Exercise task. Your copy of the material below should match it exactly, except that it holds no pictures.
***
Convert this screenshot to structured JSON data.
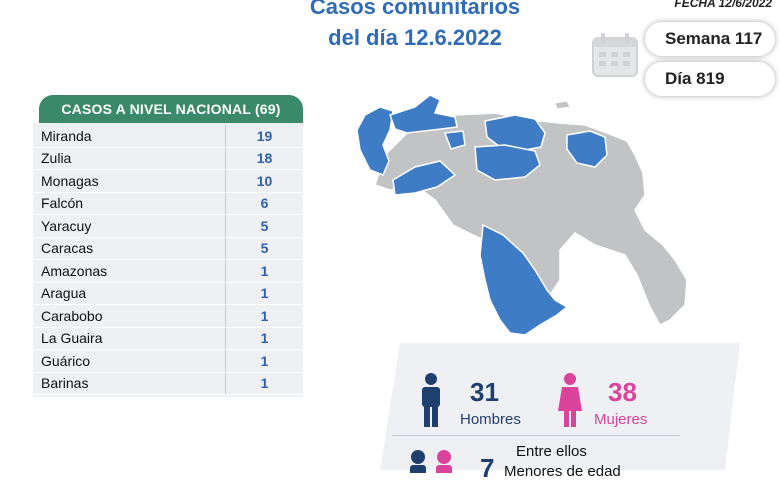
{
  "header": {
    "title_line1": "Casos comunitarios",
    "title_line2": "del día 12.6.2022",
    "fecha": "FECHA 12/6/2022",
    "semana": "Semana 117",
    "dia": "Día 819"
  },
  "table": {
    "heading": "CASOS A NIVEL NACIONAL  (69)",
    "rows": [
      {
        "state": "Miranda",
        "cases": "19"
      },
      {
        "state": "Zulia",
        "cases": "18"
      },
      {
        "state": "Monagas",
        "cases": "10"
      },
      {
        "state": "Falcón",
        "cases": "6"
      },
      {
        "state": "Yaracuy",
        "cases": "5"
      },
      {
        "state": "Caracas",
        "cases": "5"
      },
      {
        "state": "Amazonas",
        "cases": "1"
      },
      {
        "state": "Aragua",
        "cases": "1"
      },
      {
        "state": "Carabobo",
        "cases": "1"
      },
      {
        "state": "La Guaira",
        "cases": "1"
      },
      {
        "state": "Guárico",
        "cases": "1"
      },
      {
        "state": "Barinas",
        "cases": "1"
      }
    ]
  },
  "stats": {
    "hombres_count": "31",
    "hombres_label": "Hombres",
    "mujeres_count": "38",
    "mujeres_label": "Mujeres",
    "entre_ellos": "Entre ellos",
    "menores_count": "7",
    "menores_label": "Menores de edad"
  },
  "colors": {
    "title_blue": "#2f6cb5",
    "table_header_green": "#3a8a6a",
    "map_affected_blue": "#3e7cc6",
    "map_other_gray": "#c1c3c5",
    "hombres_navy": "#1f3f6e",
    "mujeres_pink": "#d9449a"
  },
  "icons": [
    "calendar-icon",
    "man-icon",
    "woman-icon",
    "children-icon"
  ]
}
***
Written solution.
Convert this screenshot to structured JSON data.
{
  "header": {
    "title_line1": "Casos comunitarios",
    "title_line2": "del día 12.6.2022",
    "fecha": "FECHA 12/6/2022",
    "semana": "Semana 117",
    "dia": "Día 819"
  },
  "table": {
    "heading": "CASOS A NIVEL NACIONAL  (69)",
    "rows": [
      {
        "state": "Miranda",
        "cases": "19"
      },
      {
        "state": "Zulia",
        "cases": "18"
      },
      {
        "state": "Monagas",
        "cases": "10"
      },
      {
        "state": "Falcón",
        "cases": "6"
      },
      {
        "state": "Yaracuy",
        "cases": "5"
      },
      {
        "state": "Caracas",
        "cases": "5"
      },
      {
        "state": "Amazonas",
        "cases": "1"
      },
      {
        "state": "Aragua",
        "cases": "1"
      },
      {
        "state": "Carabobo",
        "cases": "1"
      },
      {
        "state": "La Guaira",
        "cases": "1"
      },
      {
        "state": "Guárico",
        "cases": "1"
      },
      {
        "state": "Barinas",
        "cases": "1"
      }
    ]
  },
  "stats": {
    "hombres_count": "31",
    "hombres_label": "Hombres",
    "mujeres_count": "38",
    "mujeres_label": "Mujeres",
    "entre_ellos": "Entre ellos",
    "menores_count": "7",
    "menores_label": "Menores de edad"
  },
  "colors": {
    "title_blue": "#2f6cb5",
    "table_header_green": "#3a8a6a",
    "map_affected_blue": "#3e7cc6",
    "map_other_gray": "#c1c3c5",
    "hombres_navy": "#1f3f6e",
    "mujeres_pink": "#d9449a"
  },
  "icons": [
    "calendar-icon",
    "man-icon",
    "woman-icon",
    "children-icon"
  ]
}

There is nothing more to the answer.